>> start WORKING DATA
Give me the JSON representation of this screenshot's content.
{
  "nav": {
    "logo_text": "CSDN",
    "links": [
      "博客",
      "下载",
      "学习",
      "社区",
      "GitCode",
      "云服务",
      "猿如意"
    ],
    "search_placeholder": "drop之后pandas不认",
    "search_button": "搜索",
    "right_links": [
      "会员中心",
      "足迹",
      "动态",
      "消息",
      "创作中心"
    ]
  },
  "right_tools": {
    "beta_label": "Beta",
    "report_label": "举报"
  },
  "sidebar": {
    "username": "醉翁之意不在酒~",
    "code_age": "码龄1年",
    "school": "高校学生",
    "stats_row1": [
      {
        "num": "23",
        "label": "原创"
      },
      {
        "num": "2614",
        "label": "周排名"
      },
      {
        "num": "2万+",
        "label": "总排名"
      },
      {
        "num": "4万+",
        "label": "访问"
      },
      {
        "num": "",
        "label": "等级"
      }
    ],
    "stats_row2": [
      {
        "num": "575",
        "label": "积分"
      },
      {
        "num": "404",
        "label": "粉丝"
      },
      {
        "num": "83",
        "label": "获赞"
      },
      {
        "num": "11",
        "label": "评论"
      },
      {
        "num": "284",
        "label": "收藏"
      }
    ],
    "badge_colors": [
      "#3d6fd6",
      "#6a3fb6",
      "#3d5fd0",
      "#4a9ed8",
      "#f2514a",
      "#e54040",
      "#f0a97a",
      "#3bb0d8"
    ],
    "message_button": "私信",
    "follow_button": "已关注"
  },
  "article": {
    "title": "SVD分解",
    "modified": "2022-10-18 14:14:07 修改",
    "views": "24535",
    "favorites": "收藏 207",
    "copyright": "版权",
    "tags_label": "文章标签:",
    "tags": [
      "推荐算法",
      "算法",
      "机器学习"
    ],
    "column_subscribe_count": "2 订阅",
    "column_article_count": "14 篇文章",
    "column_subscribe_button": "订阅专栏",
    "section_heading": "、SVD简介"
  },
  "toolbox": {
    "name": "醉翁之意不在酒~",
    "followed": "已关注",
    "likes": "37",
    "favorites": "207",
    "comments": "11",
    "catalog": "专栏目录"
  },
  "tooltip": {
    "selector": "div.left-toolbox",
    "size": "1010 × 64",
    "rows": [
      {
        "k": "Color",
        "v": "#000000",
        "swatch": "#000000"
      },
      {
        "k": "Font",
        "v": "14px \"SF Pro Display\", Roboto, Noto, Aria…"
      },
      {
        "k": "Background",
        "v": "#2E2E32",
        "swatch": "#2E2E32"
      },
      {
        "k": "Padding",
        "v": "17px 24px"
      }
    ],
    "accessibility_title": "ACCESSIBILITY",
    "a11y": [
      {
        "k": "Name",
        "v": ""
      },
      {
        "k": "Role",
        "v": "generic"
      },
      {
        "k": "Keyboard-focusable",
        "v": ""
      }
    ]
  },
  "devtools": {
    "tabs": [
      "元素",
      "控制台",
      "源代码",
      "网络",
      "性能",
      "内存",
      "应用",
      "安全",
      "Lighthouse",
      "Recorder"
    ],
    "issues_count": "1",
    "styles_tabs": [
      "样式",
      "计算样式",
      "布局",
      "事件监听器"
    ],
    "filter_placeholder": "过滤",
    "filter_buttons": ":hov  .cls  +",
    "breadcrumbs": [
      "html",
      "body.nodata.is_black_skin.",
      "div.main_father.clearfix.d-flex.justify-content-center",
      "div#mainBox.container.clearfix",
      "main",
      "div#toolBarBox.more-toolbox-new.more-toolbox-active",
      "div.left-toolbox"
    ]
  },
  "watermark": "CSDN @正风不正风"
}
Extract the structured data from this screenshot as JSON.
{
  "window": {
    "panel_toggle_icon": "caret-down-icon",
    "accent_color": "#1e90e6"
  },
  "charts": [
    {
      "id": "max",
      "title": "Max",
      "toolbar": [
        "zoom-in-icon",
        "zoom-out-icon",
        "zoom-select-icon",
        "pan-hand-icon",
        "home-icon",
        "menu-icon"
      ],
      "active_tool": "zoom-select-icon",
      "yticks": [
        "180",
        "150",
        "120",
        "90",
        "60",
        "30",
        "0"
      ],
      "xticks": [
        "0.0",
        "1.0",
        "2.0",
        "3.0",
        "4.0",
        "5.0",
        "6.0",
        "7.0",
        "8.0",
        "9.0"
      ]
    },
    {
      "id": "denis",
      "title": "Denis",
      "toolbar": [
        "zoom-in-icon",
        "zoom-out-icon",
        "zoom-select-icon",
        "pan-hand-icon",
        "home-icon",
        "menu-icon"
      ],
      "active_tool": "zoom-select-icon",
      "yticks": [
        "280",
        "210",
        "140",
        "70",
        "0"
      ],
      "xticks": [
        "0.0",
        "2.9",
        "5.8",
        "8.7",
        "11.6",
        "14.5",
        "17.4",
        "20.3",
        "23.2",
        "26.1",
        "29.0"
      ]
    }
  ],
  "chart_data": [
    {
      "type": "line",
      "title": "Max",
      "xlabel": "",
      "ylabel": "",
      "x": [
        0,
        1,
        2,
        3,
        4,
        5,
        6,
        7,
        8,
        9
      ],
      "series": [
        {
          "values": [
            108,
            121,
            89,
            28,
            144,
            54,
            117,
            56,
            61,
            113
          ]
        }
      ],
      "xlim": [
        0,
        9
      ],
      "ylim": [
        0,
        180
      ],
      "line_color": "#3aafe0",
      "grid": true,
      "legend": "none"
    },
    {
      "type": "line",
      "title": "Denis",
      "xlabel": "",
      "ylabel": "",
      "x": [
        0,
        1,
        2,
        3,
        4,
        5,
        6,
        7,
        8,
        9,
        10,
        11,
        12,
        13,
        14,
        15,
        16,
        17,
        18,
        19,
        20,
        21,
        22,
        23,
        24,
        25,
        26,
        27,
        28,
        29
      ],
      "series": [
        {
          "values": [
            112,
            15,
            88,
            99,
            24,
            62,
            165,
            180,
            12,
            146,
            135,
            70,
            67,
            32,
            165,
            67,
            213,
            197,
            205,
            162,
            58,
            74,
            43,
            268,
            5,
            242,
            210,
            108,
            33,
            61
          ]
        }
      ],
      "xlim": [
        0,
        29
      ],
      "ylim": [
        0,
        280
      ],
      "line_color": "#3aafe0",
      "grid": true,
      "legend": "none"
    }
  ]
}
>> end WORKING DATA
*SHORT PROBLEM:*
Please quote every record above exactly as it appears.

*FINAL RESULT:*
Give me the JSON representation of this screenshot's content.
{
  "nav": {
    "logo_text": "CSDN",
    "links": [
      "博客",
      "下载",
      "学习",
      "社区",
      "GitCode",
      "云服务",
      "猿如意"
    ],
    "search_placeholder": "drop之后pandas不认",
    "search_button": "搜索",
    "right_links": [
      "会员中心",
      "足迹",
      "动态",
      "消息",
      "创作中心"
    ]
  },
  "right_tools": {
    "beta_label": "Beta",
    "report_label": "举报"
  },
  "sidebar": {
    "username": "醉翁之意不在酒~",
    "code_age": "码龄1年",
    "school": "高校学生",
    "stats_row1": [
      {
        "num": "23",
        "label": "原创"
      },
      {
        "num": "2614",
        "label": "周排名"
      },
      {
        "num": "2万+",
        "label": "总排名"
      },
      {
        "num": "4万+",
        "label": "访问"
      },
      {
        "num": "",
        "label": "等级"
      }
    ],
    "stats_row2": [
      {
        "num": "575",
        "label": "积分"
      },
      {
        "num": "404",
        "label": "粉丝"
      },
      {
        "num": "83",
        "label": "获赞"
      },
      {
        "num": "11",
        "label": "评论"
      },
      {
        "num": "284",
        "label": "收藏"
      }
    ],
    "badge_colors": [
      "#3d6fd6",
      "#6a3fb6",
      "#3d5fd0",
      "#4a9ed8",
      "#f2514a",
      "#e54040",
      "#f0a97a",
      "#3bb0d8"
    ],
    "message_button": "私信",
    "follow_button": "已关注"
  },
  "article": {
    "title": "SVD分解",
    "modified": "2022-10-18 14:14:07 修改",
    "views": "24535",
    "favorites": "收藏 207",
    "copyright": "版权",
    "tags_label": "文章标签:",
    "tags": [
      "推荐算法",
      "算法",
      "机器学习"
    ],
    "column_subscribe_count": "2 订阅",
    "column_article_count": "14 篇文章",
    "column_subscribe_button": "订阅专栏",
    "section_heading": "、SVD简介"
  },
  "toolbox": {
    "name": "醉翁之意不在酒~",
    "followed": "已关注",
    "likes": "37",
    "favorites": "207",
    "comments": "11",
    "catalog": "专栏目录"
  },
  "tooltip": {
    "selector": "div.left-toolbox",
    "size": "1010 × 64",
    "rows": [
      {
        "k": "Color",
        "v": "#000000",
        "swatch": "#000000"
      },
      {
        "k": "Font",
        "v": "14px \"SF Pro Display\", Roboto, Noto, Aria…"
      },
      {
        "k": "Background",
        "v": "#2E2E32",
        "swatch": "#2E2E32"
      },
      {
        "k": "Padding",
        "v": "17px 24px"
      }
    ],
    "accessibility_title": "ACCESSIBILITY",
    "a11y": [
      {
        "k": "Name",
        "v": ""
      },
      {
        "k": "Role",
        "v": "generic"
      },
      {
        "k": "Keyboard-focusable",
        "v": ""
      }
    ]
  },
  "devtools": {
    "tabs": [
      "元素",
      "控制台",
      "源代码",
      "网络",
      "性能",
      "内存",
      "应用",
      "安全",
      "Lighthouse",
      "Recorder"
    ],
    "issues_count": "1",
    "styles_tabs": [
      "样式",
      "计算样式",
      "布局",
      "事件监听器"
    ],
    "filter_placeholder": "过滤",
    "filter_buttons": ":hov  .cls  +",
    "breadcrumbs": [
      "html",
      "body.nodata.is_black_skin.",
      "div.main_father.clearfix.d-flex.justify-content-center",
      "div#mainBox.container.clearfix",
      "main",
      "div#toolBarBox.more-toolbox-new.more-toolbox-active",
      "div.left-toolbox"
    ]
  },
  "watermark": "CSDN @正风不正风"
}
Extract the structured data from this screenshot as JSON.
{
  "window": {
    "panel_toggle_icon": "caret-down-icon",
    "accent_color": "#1e90e6"
  },
  "charts": [
    {
      "id": "max",
      "title": "Max",
      "toolbar": [
        "zoom-in-icon",
        "zoom-out-icon",
        "zoom-select-icon",
        "pan-hand-icon",
        "home-icon",
        "menu-icon"
      ],
      "active_tool": "zoom-select-icon",
      "yticks": [
        "180",
        "150",
        "120",
        "90",
        "60",
        "30",
        "0"
      ],
      "xticks": [
        "0.0",
        "1.0",
        "2.0",
        "3.0",
        "4.0",
        "5.0",
        "6.0",
        "7.0",
        "8.0",
        "9.0"
      ]
    },
    {
      "id": "denis",
      "title": "Denis",
      "toolbar": [
        "zoom-in-icon",
        "zoom-out-icon",
        "zoom-select-icon",
        "pan-hand-icon",
        "home-icon",
        "menu-icon"
      ],
      "active_tool": "zoom-select-icon",
      "yticks": [
        "280",
        "210",
        "140",
        "70",
        "0"
      ],
      "xticks": [
        "0.0",
        "2.9",
        "5.8",
        "8.7",
        "11.6",
        "14.5",
        "17.4",
        "20.3",
        "23.2",
        "26.1",
        "29.0"
      ]
    }
  ],
  "chart_data": [
    {
      "type": "line",
      "title": "Max",
      "xlabel": "",
      "ylabel": "",
      "x": [
        0,
        1,
        2,
        3,
        4,
        5,
        6,
        7,
        8,
        9
      ],
      "series": [
        {
          "values": [
            108,
            121,
            89,
            28,
            144,
            54,
            117,
            56,
            61,
            113
          ]
        }
      ],
      "xlim": [
        0,
        9
      ],
      "ylim": [
        0,
        180
      ],
      "line_color": "#3aafe0",
      "grid": true,
      "legend": "none"
    },
    {
      "type": "line",
      "title": "Denis",
      "xlabel": "",
      "ylabel": "",
      "x": [
        0,
        1,
        2,
        3,
        4,
        5,
        6,
        7,
        8,
        9,
        10,
        11,
        12,
        13,
        14,
        15,
        16,
        17,
        18,
        19,
        20,
        21,
        22,
        23,
        24,
        25,
        26,
        27,
        28,
        29
      ],
      "series": [
        {
          "values": [
            112,
            15,
            88,
            99,
            24,
            62,
            165,
            180,
            12,
            146,
            135,
            70,
            67,
            32,
            165,
            67,
            213,
            197,
            205,
            162,
            58,
            74,
            43,
            268,
            5,
            242,
            210,
            108,
            33,
            61
          ]
        }
      ],
      "xlim": [
        0,
        29
      ],
      "ylim": [
        0,
        280
      ],
      "line_color": "#3aafe0",
      "grid": true,
      "legend": "none"
    }
  ]
}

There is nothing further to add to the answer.